In the entries that follow, count each line containing "czterech" and state the total, nothing more.
↓
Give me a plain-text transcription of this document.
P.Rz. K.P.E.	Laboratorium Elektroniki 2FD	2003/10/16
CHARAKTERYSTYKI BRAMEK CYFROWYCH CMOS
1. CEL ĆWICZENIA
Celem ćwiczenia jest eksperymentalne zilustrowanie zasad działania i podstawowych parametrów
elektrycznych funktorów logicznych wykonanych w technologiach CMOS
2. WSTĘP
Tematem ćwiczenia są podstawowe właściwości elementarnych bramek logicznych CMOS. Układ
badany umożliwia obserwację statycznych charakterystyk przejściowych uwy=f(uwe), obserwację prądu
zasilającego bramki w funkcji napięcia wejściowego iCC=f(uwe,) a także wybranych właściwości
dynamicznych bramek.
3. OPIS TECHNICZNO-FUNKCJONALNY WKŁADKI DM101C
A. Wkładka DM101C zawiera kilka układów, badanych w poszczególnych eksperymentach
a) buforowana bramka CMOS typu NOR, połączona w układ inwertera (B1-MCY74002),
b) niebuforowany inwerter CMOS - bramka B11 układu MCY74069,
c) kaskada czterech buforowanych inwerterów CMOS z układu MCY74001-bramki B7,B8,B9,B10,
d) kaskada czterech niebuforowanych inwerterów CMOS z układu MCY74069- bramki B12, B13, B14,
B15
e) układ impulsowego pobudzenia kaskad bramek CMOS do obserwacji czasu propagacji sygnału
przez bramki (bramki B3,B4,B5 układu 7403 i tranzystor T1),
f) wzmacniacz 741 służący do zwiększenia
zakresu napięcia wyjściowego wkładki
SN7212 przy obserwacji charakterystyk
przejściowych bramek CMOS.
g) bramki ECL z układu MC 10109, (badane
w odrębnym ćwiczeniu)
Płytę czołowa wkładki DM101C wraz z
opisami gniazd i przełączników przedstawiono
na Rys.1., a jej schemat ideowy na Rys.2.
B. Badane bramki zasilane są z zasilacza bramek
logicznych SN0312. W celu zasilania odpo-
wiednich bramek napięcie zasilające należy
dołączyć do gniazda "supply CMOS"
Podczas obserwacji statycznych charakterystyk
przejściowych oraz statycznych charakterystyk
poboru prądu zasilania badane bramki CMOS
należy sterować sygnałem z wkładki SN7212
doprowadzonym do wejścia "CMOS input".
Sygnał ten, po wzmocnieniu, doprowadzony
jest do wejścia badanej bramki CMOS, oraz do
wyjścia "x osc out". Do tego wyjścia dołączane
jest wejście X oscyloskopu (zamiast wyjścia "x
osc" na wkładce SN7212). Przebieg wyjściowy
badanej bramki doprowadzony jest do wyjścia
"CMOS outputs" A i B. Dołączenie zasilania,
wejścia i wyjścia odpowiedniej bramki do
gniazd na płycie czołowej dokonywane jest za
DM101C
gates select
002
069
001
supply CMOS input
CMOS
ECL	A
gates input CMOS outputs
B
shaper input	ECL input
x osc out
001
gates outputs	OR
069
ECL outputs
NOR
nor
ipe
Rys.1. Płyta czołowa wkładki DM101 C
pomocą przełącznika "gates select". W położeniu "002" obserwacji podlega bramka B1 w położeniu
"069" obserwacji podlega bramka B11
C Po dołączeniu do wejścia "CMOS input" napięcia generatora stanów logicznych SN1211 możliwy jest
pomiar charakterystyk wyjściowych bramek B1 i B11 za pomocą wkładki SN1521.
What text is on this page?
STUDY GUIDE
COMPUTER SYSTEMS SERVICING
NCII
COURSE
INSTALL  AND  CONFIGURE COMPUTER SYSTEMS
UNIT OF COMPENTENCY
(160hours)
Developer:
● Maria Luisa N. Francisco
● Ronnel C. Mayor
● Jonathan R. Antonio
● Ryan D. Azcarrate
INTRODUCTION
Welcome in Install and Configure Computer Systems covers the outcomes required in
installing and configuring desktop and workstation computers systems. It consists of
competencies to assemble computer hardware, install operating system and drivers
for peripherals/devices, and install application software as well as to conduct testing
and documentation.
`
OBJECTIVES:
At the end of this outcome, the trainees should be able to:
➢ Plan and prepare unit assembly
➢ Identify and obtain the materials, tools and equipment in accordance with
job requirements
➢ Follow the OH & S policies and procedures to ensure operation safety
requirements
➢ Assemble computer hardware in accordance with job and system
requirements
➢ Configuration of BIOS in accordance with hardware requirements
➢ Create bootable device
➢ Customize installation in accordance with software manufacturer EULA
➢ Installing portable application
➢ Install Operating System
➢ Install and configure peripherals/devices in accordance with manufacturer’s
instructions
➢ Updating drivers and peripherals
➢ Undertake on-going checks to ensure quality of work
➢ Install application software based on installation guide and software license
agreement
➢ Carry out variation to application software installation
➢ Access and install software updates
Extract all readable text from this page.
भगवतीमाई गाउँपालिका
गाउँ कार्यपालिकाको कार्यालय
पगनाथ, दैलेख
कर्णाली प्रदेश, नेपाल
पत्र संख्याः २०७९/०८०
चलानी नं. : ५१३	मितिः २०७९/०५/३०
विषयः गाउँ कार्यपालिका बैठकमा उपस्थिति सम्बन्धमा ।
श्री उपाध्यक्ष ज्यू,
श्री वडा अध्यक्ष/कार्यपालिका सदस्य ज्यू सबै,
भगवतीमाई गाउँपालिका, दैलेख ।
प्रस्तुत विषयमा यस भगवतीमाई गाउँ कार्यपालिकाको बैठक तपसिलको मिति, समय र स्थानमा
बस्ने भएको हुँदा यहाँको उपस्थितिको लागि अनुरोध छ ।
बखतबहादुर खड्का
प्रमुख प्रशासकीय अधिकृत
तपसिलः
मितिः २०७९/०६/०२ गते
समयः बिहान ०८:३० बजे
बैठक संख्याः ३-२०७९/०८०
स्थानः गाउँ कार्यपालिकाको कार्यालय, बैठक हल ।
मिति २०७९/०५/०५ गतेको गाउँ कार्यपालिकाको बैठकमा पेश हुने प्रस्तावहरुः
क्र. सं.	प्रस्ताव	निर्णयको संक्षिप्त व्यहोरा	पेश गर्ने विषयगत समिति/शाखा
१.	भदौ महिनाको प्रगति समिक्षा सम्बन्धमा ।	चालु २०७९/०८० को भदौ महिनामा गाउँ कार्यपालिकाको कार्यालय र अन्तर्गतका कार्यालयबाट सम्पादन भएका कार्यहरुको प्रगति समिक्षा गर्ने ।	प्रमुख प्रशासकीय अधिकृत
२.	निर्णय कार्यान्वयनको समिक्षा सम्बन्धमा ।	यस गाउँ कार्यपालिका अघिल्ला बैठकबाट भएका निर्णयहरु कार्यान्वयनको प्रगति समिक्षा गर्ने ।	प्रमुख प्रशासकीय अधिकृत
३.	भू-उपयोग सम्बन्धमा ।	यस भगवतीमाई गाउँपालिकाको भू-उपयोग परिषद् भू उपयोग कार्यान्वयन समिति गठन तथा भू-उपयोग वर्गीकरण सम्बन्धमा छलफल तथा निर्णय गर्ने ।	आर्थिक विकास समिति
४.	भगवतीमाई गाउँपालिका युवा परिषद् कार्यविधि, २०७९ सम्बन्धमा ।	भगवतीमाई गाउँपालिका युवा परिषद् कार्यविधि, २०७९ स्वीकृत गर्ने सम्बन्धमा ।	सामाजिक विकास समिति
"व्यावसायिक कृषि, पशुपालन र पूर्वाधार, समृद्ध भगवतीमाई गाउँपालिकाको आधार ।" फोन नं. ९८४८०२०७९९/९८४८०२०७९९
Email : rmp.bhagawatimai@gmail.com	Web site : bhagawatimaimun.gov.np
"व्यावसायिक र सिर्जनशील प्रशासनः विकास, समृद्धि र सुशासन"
↑
TASK ANSWER: 2